■ **Task prompt**
Track down every line below that holds "list" and copy it.

Entries from a dataset:
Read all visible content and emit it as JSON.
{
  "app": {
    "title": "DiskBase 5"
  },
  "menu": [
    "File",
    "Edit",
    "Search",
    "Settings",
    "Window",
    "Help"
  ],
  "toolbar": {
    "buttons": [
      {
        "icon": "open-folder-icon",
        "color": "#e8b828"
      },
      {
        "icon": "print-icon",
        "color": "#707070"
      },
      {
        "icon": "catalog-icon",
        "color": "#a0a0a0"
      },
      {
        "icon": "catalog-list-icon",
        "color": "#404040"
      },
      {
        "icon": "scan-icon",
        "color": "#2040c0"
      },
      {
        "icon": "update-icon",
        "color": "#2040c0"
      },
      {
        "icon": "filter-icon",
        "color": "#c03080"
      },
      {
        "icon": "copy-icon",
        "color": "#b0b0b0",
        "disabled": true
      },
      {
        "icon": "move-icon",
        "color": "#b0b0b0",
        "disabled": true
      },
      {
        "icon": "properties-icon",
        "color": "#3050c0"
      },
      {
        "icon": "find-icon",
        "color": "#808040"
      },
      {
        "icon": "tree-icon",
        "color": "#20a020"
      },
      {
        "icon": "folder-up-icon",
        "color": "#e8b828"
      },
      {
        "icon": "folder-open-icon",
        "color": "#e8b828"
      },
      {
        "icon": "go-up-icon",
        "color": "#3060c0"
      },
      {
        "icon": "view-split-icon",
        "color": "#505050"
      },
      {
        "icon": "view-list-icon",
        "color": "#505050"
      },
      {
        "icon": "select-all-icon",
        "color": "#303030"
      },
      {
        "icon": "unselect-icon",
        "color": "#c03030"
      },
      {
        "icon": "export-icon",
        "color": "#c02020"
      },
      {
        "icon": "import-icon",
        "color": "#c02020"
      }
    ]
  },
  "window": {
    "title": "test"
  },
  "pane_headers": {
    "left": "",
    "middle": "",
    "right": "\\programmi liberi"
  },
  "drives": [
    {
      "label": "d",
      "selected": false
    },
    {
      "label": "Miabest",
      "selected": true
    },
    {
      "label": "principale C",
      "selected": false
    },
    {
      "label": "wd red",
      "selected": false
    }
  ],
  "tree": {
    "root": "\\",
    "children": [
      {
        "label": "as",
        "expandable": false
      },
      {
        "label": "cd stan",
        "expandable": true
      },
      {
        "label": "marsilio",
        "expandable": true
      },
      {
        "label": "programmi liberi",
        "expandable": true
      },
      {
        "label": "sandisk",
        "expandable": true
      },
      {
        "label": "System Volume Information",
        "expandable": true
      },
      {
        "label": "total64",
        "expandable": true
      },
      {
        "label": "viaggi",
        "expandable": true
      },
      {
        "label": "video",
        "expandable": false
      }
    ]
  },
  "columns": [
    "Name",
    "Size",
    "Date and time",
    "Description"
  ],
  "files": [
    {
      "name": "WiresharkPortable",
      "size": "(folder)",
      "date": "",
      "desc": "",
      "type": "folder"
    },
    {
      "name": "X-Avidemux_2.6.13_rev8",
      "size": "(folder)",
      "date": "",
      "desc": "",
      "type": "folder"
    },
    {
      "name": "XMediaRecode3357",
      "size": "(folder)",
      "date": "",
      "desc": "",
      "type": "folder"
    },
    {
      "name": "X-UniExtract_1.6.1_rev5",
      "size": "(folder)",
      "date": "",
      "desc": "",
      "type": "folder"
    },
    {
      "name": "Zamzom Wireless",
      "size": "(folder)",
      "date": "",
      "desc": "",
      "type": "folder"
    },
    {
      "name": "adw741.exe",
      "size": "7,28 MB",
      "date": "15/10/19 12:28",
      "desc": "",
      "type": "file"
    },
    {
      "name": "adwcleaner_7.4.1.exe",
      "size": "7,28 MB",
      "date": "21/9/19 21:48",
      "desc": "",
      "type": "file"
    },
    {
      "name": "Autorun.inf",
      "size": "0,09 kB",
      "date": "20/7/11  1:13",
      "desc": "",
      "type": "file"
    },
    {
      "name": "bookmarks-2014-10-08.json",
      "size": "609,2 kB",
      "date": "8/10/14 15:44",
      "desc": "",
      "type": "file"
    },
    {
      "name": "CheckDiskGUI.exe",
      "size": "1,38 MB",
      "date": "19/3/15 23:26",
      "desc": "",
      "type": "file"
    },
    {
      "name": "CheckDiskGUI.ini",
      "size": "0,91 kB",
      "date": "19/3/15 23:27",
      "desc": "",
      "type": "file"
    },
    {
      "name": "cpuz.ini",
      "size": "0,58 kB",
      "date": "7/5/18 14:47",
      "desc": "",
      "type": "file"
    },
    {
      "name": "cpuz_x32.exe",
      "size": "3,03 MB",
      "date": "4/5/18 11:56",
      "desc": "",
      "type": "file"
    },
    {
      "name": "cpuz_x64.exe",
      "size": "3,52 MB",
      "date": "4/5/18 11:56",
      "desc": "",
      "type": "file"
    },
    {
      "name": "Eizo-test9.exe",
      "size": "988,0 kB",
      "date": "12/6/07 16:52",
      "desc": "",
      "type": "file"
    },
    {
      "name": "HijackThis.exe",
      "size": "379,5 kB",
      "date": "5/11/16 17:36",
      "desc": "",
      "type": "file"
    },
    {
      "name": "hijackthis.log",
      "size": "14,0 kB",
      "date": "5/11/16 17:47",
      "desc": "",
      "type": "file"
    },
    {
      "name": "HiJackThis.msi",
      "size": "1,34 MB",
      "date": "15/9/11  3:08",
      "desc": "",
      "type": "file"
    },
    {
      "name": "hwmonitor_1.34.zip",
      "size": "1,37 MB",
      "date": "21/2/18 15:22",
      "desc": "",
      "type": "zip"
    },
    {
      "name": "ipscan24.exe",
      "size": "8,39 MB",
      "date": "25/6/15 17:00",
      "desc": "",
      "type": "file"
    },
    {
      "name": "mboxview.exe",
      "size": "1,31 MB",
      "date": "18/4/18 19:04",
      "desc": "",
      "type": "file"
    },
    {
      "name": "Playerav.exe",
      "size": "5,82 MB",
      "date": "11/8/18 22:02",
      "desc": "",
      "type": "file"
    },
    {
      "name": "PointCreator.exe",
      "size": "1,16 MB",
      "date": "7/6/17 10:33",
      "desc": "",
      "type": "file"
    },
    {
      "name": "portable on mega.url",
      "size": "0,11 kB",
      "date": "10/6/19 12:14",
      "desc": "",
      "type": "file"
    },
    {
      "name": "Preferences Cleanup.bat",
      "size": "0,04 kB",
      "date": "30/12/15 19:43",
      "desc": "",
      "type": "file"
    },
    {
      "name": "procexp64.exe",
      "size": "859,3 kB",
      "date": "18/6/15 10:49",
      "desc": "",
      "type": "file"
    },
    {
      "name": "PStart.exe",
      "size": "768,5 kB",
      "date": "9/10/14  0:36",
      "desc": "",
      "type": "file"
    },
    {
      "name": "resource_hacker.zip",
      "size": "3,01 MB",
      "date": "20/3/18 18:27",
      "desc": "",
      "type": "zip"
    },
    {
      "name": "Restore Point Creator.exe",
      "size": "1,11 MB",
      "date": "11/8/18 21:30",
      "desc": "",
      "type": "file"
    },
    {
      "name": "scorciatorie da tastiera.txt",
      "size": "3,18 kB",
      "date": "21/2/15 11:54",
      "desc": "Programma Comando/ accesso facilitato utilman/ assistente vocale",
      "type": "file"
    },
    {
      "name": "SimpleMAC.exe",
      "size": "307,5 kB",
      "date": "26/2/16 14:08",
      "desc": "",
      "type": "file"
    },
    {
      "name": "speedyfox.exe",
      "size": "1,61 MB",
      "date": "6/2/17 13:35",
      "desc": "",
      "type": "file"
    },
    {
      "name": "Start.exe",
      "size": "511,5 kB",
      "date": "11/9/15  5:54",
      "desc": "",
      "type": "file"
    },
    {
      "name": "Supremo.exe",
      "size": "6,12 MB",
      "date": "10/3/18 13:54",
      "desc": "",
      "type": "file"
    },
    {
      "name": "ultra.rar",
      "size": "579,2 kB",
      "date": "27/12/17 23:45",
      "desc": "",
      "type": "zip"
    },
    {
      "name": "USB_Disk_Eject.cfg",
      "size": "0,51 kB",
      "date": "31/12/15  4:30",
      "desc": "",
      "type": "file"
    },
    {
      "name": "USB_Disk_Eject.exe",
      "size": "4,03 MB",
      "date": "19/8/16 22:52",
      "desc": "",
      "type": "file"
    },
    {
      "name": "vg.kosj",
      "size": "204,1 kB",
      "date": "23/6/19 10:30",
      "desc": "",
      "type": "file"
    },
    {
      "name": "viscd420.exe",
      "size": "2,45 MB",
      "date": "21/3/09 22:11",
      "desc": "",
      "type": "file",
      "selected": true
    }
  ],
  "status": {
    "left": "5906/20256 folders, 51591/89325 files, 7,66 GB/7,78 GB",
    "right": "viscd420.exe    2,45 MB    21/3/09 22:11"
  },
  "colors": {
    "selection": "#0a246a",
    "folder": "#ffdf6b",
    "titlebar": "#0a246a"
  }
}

■ **The reply**
        "icon": "catalog-list-icon",
        "icon": "view-list-icon",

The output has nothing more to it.